> DESCRIPTION OF THE TASK: Copy out all of the data exactly as it appears.

> TASK INPUTS:
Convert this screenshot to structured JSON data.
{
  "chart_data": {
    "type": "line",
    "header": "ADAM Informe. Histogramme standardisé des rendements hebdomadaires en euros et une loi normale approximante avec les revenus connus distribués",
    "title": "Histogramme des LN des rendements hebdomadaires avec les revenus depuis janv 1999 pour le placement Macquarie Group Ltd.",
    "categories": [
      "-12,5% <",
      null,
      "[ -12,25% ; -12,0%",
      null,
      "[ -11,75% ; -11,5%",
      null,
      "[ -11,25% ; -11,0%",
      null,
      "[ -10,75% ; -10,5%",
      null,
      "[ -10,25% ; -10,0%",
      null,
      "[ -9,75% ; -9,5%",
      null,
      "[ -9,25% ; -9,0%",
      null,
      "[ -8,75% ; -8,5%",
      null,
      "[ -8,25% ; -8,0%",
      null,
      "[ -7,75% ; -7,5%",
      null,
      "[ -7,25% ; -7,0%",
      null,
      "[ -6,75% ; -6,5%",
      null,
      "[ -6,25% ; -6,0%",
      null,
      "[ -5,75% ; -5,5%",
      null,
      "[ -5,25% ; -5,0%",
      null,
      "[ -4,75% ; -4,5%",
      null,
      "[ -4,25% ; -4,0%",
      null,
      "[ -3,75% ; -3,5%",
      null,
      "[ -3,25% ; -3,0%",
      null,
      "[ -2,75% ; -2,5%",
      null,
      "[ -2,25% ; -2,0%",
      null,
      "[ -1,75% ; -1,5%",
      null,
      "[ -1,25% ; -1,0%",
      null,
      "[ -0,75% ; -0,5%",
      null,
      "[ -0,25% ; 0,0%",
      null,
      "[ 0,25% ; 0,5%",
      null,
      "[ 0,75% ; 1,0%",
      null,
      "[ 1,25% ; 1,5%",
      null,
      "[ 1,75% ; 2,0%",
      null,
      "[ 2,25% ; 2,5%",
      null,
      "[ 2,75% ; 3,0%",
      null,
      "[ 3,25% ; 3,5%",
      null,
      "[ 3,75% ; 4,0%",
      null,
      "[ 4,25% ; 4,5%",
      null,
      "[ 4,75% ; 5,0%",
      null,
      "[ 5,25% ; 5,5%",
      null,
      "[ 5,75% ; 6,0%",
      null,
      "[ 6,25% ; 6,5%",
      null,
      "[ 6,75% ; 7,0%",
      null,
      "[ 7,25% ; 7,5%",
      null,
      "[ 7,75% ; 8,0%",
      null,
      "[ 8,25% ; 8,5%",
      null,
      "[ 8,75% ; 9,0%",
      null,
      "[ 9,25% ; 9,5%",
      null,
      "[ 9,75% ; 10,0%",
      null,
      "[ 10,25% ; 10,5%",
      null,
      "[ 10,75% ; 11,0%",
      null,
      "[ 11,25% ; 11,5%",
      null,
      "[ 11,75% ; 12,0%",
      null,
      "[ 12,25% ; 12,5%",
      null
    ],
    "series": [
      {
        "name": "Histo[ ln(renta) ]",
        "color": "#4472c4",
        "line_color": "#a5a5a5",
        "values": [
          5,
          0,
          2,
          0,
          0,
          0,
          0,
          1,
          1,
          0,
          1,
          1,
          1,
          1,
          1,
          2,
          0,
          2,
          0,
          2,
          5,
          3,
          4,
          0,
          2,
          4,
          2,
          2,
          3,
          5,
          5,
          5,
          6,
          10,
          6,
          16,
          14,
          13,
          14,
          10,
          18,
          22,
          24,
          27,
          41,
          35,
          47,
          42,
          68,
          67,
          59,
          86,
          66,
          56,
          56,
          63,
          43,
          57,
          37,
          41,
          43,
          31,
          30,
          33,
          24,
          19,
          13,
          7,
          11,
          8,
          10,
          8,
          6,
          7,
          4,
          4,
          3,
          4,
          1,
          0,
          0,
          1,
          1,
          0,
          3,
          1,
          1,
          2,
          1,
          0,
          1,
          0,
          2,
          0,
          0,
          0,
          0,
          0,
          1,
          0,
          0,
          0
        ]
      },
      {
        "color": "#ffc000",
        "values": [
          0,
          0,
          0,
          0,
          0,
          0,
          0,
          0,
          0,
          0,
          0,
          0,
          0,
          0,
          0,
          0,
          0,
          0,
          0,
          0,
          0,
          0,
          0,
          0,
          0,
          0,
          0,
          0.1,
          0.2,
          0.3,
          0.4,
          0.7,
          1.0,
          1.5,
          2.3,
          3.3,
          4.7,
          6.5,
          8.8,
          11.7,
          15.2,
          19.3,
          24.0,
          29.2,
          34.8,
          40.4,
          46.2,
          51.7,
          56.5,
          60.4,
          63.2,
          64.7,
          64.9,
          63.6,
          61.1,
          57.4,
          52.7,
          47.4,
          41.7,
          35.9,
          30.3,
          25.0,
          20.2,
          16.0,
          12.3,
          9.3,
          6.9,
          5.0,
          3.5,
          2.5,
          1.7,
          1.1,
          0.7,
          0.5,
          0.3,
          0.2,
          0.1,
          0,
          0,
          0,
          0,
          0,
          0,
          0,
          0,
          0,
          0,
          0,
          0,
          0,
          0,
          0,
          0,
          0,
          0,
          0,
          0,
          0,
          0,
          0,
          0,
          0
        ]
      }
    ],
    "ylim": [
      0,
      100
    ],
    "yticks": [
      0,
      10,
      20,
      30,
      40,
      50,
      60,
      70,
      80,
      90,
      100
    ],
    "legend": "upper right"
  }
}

> SOLVED PROBLEM:
Convert this screenshot to structured JSON data.
{
  "chart_data": {
    "type": "line",
    "header": "ADAM Informe. Histogramme standardisé des rendements hebdomadaires en euros et une loi normale approximante avec les revenus connus distribués",
    "title": "Histogramme des LN des rendements hebdomadaires avec les revenus depuis janv 1999 pour le placement Macquarie Group Ltd.",
    "categories": [
      "-12,5% <",
      null,
      "[ -12,25% ; -12,0%",
      null,
      "[ -11,75% ; -11,5%",
      null,
      "[ -11,25% ; -11,0%",
      null,
      "[ -10,75% ; -10,5%",
      null,
      "[ -10,25% ; -10,0%",
      null,
      "[ -9,75% ; -9,5%",
      null,
      "[ -9,25% ; -9,0%",
      null,
      "[ -8,75% ; -8,5%",
      null,
      "[ -8,25% ; -8,0%",
      null,
      "[ -7,75% ; -7,5%",
      null,
      "[ -7,25% ; -7,0%",
      null,
      "[ -6,75% ; -6,5%",
      null,
      "[ -6,25% ; -6,0%",
      null,
      "[ -5,75% ; -5,5%",
      null,
      "[ -5,25% ; -5,0%",
      null,
      "[ -4,75% ; -4,5%",
      null,
      "[ -4,25% ; -4,0%",
      null,
      "[ -3,75% ; -3,5%",
      null,
      "[ -3,25% ; -3,0%",
      null,
      "[ -2,75% ; -2,5%",
      null,
      "[ -2,25% ; -2,0%",
      null,
      "[ -1,75% ; -1,5%",
      null,
      "[ -1,25% ; -1,0%",
      null,
      "[ -0,75% ; -0,5%",
      null,
      "[ -0,25% ; 0,0%",
      null,
      "[ 0,25% ; 0,5%",
      null,
      "[ 0,75% ; 1,0%",
      null,
      "[ 1,25% ; 1,5%",
      null,
      "[ 1,75% ; 2,0%",
      null,
      "[ 2,25% ; 2,5%",
      null,
      "[ 2,75% ; 3,0%",
      null,
      "[ 3,25% ; 3,5%",
      null,
      "[ 3,75% ; 4,0%",
      null,
      "[ 4,25% ; 4,5%",
      null,
      "[ 4,75% ; 5,0%",
      null,
      "[ 5,25% ; 5,5%",
      null,
      "[ 5,75% ; 6,0%",
      null,
      "[ 6,25% ; 6,5%",
      null,
      "[ 6,75% ; 7,0%",
      null,
      "[ 7,25% ; 7,5%",
      null,
      "[ 7,75% ; 8,0%",
      null,
      "[ 8,25% ; 8,5%",
      null,
      "[ 8,75% ; 9,0%",
      null,
      "[ 9,25% ; 9,5%",
      null,
      "[ 9,75% ; 10,0%",
      null,
      "[ 10,25% ; 10,5%",
      null,
      "[ 10,75% ; 11,0%",
      null,
      "[ 11,25% ; 11,5%",
      null,
      "[ 11,75% ; 12,0%",
      null,
      "[ 12,25% ; 12,5%",
      null
    ],
    "series": [
      {
        "name": "Histo[ ln(renta) ]",
        "color": "#4472c4",
        "line_color": "#a5a5a5",
        "values": [
          5,
          0,
          2,
          0,
          0,
          0,
          0,
          1,
          1,
          0,
          1,
          1,
          1,
          1,
          1,
          2,
          0,
          2,
          0,
          2,
          5,
          3,
          4,
          0,
          2,
          4,
          2,
          2,
          3,
          5,
          5,
          5,
          6,
          10,
          6,
          16,
          14,
          13,
          14,
          10,
          18,
          22,
          24,
          27,
          41,
          35,
          47,
          42,
          68,
          67,
          59,
          86,
          66,
          56,
          56,
          63,
          43,
          57,
          37,
          41,
          43,
          31,
          30,
          33,
          24,
          19,
          13,
          7,
          11,
          8,
          10,
          8,
          6,
          7,
          4,
          4,
          3,
          4,
          1,
          0,
          0,
          1,
          1,
          0,
          3,
          1,
          1,
          2,
          1,
          0,
          1,
          0,
          2,
          0,
          0,
          0,
          0,
          0,
          1,
          0,
          0,
          0
        ]
      },
      {
        "color": "#ffc000",
        "values": [
          0,
          0,
          0,
          0,
          0,
          0,
          0,
          0,
          0,
          0,
          0,
          0,
          0,
          0,
          0,
          0,
          0,
          0,
          0,
          0,
          0,
          0,
          0,
          0,
          0,
          0,
          0,
          0.1,
          0.2,
          0.3,
          0.4,
          0.7,
          1.0,
          1.5,
          2.3,
          3.3,
          4.7,
          6.5,
          8.8,
          11.7,
          15.2,
          19.3,
          24.0,
          29.2,
          34.8,
          40.4,
          46.2,
          51.7,
          56.5,
          60.4,
          63.2,
          64.7,
          64.9,
          63.6,
          61.1,
          57.4,
          52.7,
          47.4,
          41.7,
          35.9,
          30.3,
          25.0,
          20.2,
          16.0,
          12.3,
          9.3,
          6.9,
          5.0,
          3.5,
          2.5,
          1.7,
          1.1,
          0.7,
          0.5,
          0.3,
          0.2,
          0.1,
          0,
          0,
          0,
          0,
          0,
          0,
          0,
          0,
          0,
          0,
          0,
          0,
          0,
          0,
          0,
          0,
          0,
          0,
          0,
          0,
          0,
          0,
          0,
          0,
          0
        ]
      }
    ],
    "ylim": [
      0,
      100
    ],
    "yticks": [
      0,
      10,
      20,
      30,
      40,
      50,
      60,
      70,
      80,
      90,
      100
    ],
    "legend": "upper right"
  }
}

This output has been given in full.